Skip to content

Statistics¤

Statistical analysis for benchmark measurements, including bootstrap confidence intervals and outlier detection.

See Also¤


calibrax.statistics ¤

Statistical analysis: bootstrap CI, hypothesis testing, and effect sizes.

BOOTSTRAP_CI_ALPHA module-attribute ¤

BOOTSTRAP_CI_ALPHA: float = 0.05

OUTLIER_Z_THRESHOLD module-attribute ¤

OUTLIER_Z_THRESHOLD: float = 3.5

STABILITY_CV_THRESHOLD module-attribute ¤

STABILITY_CV_THRESHOLD: float = 0.1

StatisticalAnalyzer ¤

StatisticalAnalyzer(bootstrap_resamples: int = 1000, seed: int = 42)

Statistical analysis for benchmark measurements.

Provides summary statistics with bootstrap confidence intervals, modified Z-score outlier detection, and stability assessment.

Parameters:

Name Type Description Default
bootstrap_resamples int

Number of bootstrap resamples for CI computation.

1000
seed int

Random seed for reproducible bootstrap sampling.

42

Parameters:

Name Type Description Default
bootstrap_resamples int

Number of bootstrap resamples for CI computation.

1000
seed int

Random seed for reproducible bootstrap sampling.

42

summarize ¤

summarize(samples: Sequence[float]) -> StatisticalResult

Compute summary statistics with bootstrap CI.

━━━━

* **Task list**:
- 1) Please set down the passage of the statistics documentation from "Statistical analysis for benchmark measurements, including" to "and effect sizes.".
- 2) In the statistics documentation, what value is assigned to OUTLIER_Z_THRESHOLD?
- 3) Extend the statistics documentation onward from its final line.

* **Material**:

━━━━

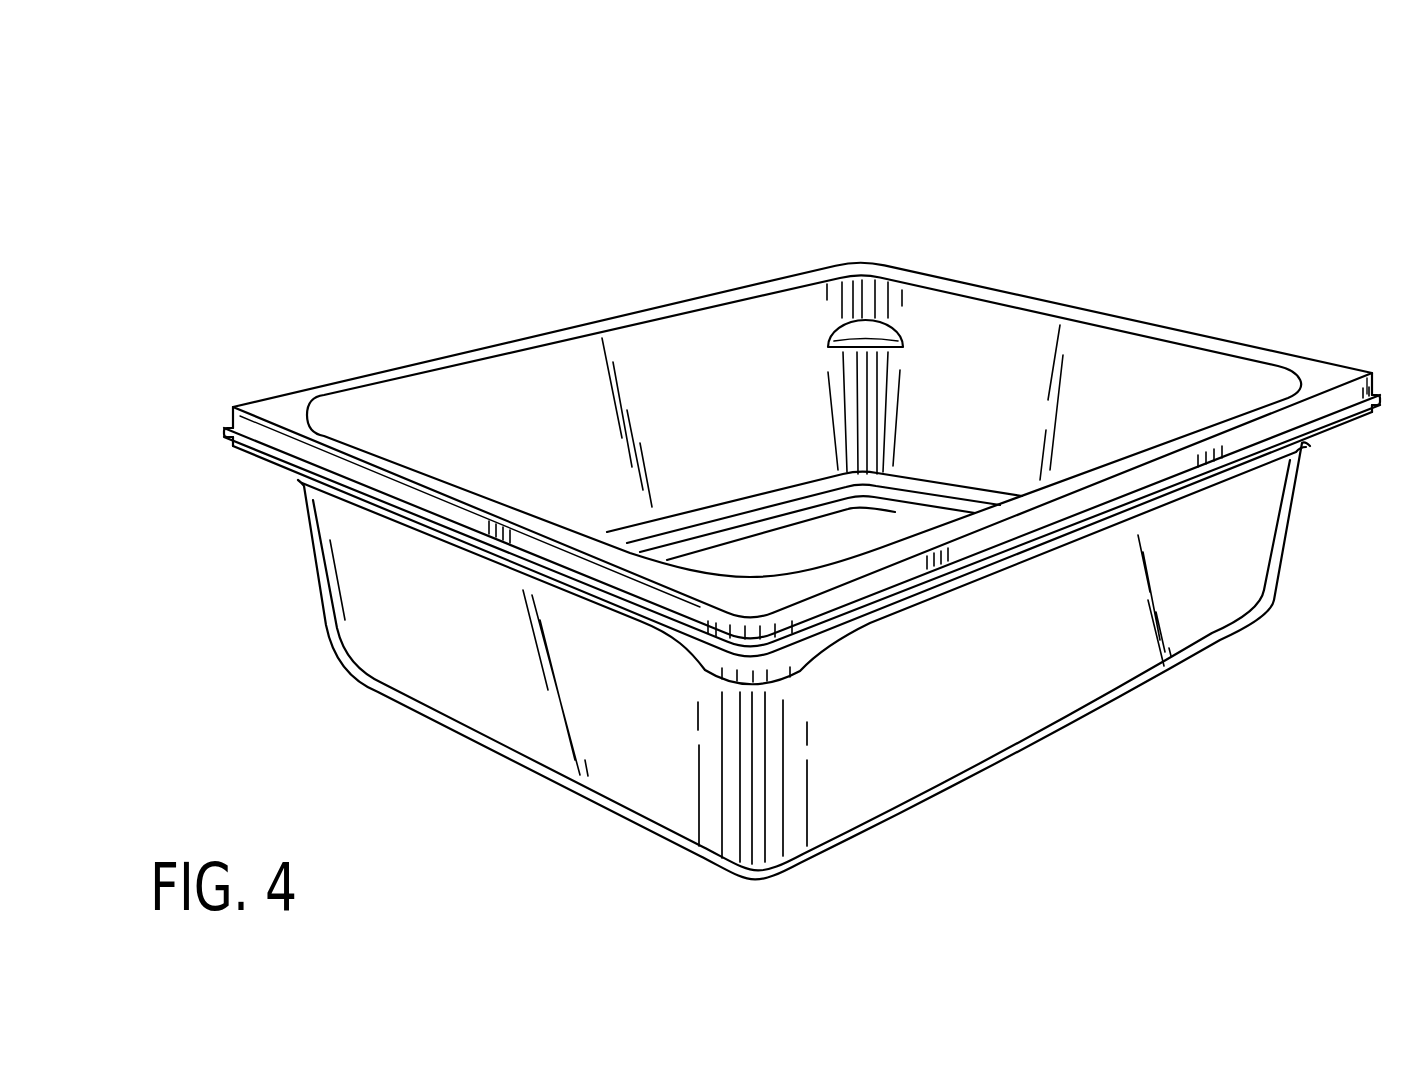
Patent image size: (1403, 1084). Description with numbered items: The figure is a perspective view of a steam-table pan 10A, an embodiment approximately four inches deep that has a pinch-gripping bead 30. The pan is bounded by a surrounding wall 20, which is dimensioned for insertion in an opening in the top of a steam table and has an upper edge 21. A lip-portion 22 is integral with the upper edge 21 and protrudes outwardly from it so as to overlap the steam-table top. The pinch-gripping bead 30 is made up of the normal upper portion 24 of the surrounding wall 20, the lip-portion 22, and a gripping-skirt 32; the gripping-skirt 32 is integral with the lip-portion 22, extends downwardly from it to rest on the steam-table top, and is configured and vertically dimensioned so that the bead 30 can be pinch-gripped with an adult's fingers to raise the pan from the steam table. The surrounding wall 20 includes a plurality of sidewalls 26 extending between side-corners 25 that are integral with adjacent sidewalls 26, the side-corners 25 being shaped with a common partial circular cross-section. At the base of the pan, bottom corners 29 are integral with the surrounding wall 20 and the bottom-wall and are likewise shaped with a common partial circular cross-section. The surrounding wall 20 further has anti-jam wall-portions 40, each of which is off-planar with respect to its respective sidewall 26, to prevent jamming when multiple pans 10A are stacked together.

━━━━

* **Per-task outputs**:
- 1)
Statistical analysis for benchmark measurements, including bootstrap confidence intervals and outlier detection.

See Also¤


calibrax.statistics ¤

Statistical analysis: bootstrap CI, hypothesis testing, and effect sizes.

- 2) 3.5

- 3)
Parameters:

Name Type Description Default
samples Sequence[float]

Sequence of measurement values (at least 1).

required

Returns:

Type Description
StatisticalResult

StatisticalResult with all computed statistics.

bootstrap_ci ¤

bootstrap_ci(samples: Sequence[float], confidence: float = 0.95) -> tuple[float, float]

Percentile bootstrap confidence interval.

Parameters:

Name Type Description Default
samples Sequence[float]

Sequence of measurement values.

required
confidence float

Confidence level (default 0.95 for 95% CI).

0.95

Returns:

Type Description
tuple[float, float]

Tuple of (lower_bound, upper_bound).

detect_outliers ¤

detect_outliers(samples: Sequence[float], threshold: float = OUTLIER_Z_THRESHOLD) -> list[int]

Modified Z-score outlier detection.

Uses median absolute deviation (MAD) instead of standard deviation for robustness against the outliers themselves.

Parameters:

Name Type Description Default
samples Sequence[float]

Sequence of values to check.

required
threshold float

Modified Z-score threshold (default 3.5).

OUTLIER_Z_THRESHOLD

Returns:

Type Description
list[int]

List of indices where outliers are detected.

StatisticalResult dataclass ¤

StatisticalResult(*, mean: float, median: float, std: float, min: float, max: float, cv: float, ci_lower: float, ci_upper: float, n: int, is_stable: bool)

Summary statistics with confidence intervals.

Attributes:

Name Type Description
mean float

Arithmetic mean.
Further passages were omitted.